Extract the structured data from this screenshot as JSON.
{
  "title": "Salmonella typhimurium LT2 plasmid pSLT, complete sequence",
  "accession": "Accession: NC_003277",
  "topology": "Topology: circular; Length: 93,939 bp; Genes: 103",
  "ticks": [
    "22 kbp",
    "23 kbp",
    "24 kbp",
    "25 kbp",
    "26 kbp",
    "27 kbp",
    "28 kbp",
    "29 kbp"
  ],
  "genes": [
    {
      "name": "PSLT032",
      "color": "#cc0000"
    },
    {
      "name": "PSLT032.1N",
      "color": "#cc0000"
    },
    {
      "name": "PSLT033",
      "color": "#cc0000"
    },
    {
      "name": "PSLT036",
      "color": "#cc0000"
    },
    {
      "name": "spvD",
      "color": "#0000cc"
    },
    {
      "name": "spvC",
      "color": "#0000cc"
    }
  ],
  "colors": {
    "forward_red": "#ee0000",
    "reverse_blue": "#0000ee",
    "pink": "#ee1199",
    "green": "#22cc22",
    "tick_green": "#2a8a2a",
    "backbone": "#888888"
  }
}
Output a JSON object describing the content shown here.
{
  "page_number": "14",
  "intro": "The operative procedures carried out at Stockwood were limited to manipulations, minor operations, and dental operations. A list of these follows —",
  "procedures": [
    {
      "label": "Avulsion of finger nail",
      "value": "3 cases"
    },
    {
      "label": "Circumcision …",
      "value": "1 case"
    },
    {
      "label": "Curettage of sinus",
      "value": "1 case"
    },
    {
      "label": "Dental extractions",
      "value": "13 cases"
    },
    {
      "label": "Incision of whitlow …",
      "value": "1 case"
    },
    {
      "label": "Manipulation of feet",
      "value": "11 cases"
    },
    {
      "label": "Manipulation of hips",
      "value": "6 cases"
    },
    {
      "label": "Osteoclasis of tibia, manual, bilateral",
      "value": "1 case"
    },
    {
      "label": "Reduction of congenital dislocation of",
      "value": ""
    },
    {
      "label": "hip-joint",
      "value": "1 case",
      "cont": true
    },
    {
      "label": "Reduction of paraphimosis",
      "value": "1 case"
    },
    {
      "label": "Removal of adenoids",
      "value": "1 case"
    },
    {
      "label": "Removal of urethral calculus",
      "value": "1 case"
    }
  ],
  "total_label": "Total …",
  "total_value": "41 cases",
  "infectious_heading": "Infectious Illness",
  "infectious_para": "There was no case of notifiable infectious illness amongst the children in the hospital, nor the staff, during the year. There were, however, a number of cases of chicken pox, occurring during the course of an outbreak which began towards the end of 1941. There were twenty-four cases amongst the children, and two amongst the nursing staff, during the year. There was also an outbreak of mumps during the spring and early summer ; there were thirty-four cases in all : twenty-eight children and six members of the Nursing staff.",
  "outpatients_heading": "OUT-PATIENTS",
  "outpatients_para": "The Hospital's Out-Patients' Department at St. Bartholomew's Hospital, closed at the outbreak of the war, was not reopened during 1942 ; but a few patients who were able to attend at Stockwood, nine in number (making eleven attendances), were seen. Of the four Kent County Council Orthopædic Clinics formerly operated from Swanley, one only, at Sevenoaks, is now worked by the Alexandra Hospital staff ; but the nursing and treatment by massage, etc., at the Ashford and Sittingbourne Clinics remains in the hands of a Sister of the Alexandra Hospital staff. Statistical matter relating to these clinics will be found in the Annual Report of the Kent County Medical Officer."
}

# Task objective
What belongs in the answer is each line of the listing that contains the word "Removal".

# Solution to this exercise
      "label": "Removal of adenoids",
      "label": "Removal of urethral calculus",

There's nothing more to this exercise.